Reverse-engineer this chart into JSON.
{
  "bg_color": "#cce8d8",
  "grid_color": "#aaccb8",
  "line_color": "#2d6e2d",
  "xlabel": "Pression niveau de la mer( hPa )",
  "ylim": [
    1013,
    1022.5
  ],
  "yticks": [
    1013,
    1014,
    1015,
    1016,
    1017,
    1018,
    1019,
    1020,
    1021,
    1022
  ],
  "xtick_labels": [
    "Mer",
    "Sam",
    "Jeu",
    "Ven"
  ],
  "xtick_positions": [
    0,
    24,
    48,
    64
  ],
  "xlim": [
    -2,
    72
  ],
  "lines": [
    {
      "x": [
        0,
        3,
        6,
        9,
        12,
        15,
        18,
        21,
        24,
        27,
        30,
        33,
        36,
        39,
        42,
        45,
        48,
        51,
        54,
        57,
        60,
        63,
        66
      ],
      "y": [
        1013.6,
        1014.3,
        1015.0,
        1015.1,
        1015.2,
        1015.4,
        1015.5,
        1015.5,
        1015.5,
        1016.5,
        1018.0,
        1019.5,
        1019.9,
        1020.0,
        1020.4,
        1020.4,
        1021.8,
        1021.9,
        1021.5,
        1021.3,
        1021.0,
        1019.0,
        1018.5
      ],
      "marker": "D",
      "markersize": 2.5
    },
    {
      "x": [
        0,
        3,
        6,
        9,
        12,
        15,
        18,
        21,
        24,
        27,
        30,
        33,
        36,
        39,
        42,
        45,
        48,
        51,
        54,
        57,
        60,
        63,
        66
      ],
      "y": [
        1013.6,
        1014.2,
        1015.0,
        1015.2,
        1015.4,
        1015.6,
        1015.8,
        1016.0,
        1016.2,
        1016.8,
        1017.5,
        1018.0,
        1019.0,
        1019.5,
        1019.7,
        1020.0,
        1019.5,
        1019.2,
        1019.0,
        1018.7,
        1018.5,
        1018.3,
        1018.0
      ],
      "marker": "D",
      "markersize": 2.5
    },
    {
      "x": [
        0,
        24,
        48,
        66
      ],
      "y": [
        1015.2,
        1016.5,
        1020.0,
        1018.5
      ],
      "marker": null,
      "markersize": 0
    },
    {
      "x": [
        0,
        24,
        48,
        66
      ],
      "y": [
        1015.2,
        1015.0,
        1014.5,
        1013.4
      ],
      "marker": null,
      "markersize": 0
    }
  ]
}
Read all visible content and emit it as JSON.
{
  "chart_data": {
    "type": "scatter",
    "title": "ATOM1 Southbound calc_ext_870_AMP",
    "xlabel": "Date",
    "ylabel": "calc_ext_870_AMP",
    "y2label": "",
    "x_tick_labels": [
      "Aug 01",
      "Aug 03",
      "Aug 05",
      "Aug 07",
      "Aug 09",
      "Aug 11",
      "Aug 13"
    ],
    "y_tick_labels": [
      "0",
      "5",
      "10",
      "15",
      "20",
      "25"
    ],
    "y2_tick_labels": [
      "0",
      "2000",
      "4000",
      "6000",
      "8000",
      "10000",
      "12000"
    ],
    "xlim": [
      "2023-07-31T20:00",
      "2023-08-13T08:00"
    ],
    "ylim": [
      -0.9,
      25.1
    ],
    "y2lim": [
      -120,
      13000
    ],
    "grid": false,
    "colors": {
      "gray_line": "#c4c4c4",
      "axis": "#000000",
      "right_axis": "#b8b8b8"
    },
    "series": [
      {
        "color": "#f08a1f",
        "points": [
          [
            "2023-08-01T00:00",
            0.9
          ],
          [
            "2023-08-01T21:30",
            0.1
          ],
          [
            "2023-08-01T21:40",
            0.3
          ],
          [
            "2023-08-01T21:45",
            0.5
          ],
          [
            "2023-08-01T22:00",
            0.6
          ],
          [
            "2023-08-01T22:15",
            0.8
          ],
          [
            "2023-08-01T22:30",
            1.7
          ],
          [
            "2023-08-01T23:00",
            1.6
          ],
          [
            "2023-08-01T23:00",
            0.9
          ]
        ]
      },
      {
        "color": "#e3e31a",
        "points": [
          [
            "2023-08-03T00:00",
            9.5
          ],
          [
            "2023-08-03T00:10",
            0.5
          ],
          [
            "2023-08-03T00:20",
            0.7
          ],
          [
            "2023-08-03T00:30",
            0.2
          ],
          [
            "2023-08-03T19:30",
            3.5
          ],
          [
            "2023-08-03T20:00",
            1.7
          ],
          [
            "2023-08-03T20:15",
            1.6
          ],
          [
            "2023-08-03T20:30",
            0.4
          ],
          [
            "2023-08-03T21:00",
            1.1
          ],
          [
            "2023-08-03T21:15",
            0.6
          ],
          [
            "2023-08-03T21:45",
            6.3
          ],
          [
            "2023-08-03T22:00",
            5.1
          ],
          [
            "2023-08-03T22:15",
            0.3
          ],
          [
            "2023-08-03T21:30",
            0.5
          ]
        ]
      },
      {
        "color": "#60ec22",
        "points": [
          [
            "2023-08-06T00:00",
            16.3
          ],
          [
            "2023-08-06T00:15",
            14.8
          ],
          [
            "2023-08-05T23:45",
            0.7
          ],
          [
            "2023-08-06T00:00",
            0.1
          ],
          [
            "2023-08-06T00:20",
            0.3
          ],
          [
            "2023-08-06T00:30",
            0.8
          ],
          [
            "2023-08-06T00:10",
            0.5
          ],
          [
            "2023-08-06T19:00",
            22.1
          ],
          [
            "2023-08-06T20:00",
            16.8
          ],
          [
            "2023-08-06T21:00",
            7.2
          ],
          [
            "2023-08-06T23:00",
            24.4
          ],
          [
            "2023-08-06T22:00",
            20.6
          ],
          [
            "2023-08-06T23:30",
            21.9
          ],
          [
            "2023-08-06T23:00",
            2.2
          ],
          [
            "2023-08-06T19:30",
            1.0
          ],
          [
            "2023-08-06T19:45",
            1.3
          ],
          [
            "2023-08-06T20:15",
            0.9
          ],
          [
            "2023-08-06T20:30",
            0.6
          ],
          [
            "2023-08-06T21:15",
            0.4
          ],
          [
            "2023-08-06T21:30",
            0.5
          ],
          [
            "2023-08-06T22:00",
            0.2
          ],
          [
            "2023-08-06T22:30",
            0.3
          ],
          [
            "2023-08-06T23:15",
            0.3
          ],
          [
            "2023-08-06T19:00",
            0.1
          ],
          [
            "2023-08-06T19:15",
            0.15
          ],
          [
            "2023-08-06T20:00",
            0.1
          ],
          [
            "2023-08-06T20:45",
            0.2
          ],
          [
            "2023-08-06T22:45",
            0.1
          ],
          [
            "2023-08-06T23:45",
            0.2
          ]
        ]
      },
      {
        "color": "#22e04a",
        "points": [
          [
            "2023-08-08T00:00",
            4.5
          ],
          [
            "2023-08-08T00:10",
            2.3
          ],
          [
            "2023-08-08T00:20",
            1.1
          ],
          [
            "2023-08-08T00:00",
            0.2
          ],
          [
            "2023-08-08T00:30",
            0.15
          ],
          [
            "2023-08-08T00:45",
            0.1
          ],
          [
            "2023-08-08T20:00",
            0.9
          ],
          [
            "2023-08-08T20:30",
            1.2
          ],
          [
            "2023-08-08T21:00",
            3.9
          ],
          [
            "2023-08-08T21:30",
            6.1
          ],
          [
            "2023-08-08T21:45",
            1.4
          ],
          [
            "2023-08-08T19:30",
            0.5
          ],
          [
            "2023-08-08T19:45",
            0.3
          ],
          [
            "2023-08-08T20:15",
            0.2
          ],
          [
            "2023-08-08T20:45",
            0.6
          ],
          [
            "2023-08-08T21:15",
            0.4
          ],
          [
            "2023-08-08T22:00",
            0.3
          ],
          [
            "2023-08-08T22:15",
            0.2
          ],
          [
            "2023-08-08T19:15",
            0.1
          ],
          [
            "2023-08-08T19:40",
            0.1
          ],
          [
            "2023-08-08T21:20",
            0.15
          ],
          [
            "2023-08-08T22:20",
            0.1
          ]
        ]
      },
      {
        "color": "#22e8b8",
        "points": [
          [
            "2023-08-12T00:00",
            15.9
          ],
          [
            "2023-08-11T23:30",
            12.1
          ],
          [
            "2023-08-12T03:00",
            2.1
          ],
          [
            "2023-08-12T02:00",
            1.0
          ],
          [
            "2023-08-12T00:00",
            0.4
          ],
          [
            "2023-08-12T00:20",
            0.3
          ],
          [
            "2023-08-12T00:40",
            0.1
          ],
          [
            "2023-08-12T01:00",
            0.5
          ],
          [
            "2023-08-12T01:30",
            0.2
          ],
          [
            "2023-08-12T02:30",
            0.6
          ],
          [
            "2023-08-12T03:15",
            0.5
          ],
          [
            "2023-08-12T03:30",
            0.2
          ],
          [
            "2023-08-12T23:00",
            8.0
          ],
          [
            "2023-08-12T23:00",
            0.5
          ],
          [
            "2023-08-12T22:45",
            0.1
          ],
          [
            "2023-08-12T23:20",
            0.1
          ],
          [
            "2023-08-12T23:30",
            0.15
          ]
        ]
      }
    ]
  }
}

→ Request:
Tally how many lines of the material contain the word "JSON". The answer must be the number and nothing else.

→ Written solution:
2